__Your goal__
Transcribe each line of the material exactly as it stands.

__The records__
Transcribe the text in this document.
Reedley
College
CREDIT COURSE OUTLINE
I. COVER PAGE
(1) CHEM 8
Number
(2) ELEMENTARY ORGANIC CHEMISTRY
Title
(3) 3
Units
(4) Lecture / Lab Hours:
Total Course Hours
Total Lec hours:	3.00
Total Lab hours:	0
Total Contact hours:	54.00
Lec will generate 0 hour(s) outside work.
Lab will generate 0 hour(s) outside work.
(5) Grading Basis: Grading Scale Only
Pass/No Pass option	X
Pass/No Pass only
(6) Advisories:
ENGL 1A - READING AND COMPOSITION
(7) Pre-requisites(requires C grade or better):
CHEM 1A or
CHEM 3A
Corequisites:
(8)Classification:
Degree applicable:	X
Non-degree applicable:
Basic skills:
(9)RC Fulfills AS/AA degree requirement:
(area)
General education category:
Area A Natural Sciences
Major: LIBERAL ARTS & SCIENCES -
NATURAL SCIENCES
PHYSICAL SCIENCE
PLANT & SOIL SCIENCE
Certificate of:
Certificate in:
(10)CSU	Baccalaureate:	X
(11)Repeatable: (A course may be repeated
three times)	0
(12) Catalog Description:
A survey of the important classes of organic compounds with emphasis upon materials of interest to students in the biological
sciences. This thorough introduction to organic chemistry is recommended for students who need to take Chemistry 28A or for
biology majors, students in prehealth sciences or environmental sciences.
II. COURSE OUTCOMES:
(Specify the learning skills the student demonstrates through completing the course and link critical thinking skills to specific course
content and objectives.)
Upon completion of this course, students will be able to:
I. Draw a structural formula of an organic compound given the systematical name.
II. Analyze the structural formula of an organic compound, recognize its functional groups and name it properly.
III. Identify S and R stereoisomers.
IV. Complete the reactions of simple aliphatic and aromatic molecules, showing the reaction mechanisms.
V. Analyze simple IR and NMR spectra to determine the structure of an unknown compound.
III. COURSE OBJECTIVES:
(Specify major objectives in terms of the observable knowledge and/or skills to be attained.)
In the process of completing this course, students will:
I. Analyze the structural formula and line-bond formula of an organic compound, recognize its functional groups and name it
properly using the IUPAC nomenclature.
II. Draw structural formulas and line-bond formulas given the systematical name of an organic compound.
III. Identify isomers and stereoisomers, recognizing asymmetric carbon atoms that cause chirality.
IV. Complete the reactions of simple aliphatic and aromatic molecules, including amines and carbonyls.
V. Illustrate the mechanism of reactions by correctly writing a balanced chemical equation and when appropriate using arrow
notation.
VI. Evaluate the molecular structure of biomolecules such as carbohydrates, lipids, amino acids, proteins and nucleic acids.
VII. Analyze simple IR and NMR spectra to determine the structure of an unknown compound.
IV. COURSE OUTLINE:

__Solution to the exercise__
Transcribe the text in this document.
Reedley
College
CREDIT COURSE OUTLINE
I. COVER PAGE
(1) CHEM 8
Number
(2) ELEMENTARY ORGANIC CHEMISTRY
Title
(3) 3
Units
(4) Lecture / Lab Hours:
Total Course Hours
Total Lec hours:	3.00
Total Lab hours:	0
Total Contact hours:	54.00
Lec will generate 0 hour(s) outside work.
Lab will generate 0 hour(s) outside work.
(5) Grading Basis: Grading Scale Only
Pass/No Pass option	X
Pass/No Pass only
(6) Advisories:
ENGL 1A - READING AND COMPOSITION
(7) Pre-requisites(requires C grade or better):
CHEM 1A or
CHEM 3A
Corequisites:
(8)Classification:
Degree applicable:	X
Non-degree applicable:
Basic skills:
(9)RC Fulfills AS/AA degree requirement:
(area)
General education category:
Area A Natural Sciences
Major: LIBERAL ARTS & SCIENCES -
NATURAL SCIENCES
PHYSICAL SCIENCE
PLANT & SOIL SCIENCE
Certificate of:
Certificate in:
(10)CSU	Baccalaureate:	X
(11)Repeatable: (A course may be repeated
three times)	0
(12) Catalog Description:
A survey of the important classes of organic compounds with emphasis upon materials of interest to students in the biological
sciences. This thorough introduction to organic chemistry is recommended for students who need to take Chemistry 28A or for
biology majors, students in prehealth sciences or environmental sciences.
II. COURSE OUTCOMES:
(Specify the learning skills the student demonstrates through completing the course and link critical thinking skills to specific course
content and objectives.)
Upon completion of this course, students will be able to:
I. Draw a structural formula of an organic compound given the systematical name.
II. Analyze the structural formula of an organic compound, recognize its functional groups and name it properly.
III. Identify S and R stereoisomers.
IV. Complete the reactions of simple aliphatic and aromatic molecules, showing the reaction mechanisms.
V. Analyze simple IR and NMR spectra to determine the structure of an unknown compound.
III. COURSE OBJECTIVES:
(Specify major objectives in terms of the observable knowledge and/or skills to be attained.)
In the process of completing this course, students will:
I. Analyze the structural formula and line-bond formula of an organic compound, recognize its functional groups and name it
properly using the IUPAC nomenclature.
II. Draw structural formulas and line-bond formulas given the systematical name of an organic compound.
III. Identify isomers and stereoisomers, recognizing asymmetric carbon atoms that cause chirality.
IV. Complete the reactions of simple aliphatic and aromatic molecules, including amines and carbonyls.
V. Illustrate the mechanism of reactions by correctly writing a balanced chemical equation and when appropriate using arrow
notation.
VI. Evaluate the molecular structure of biomolecules such as carbohydrates, lipids, amino acids, proteins and nucleic acids.
VII. Analyze simple IR and NMR spectra to determine the structure of an unknown compound.
IV. COURSE OUTLINE:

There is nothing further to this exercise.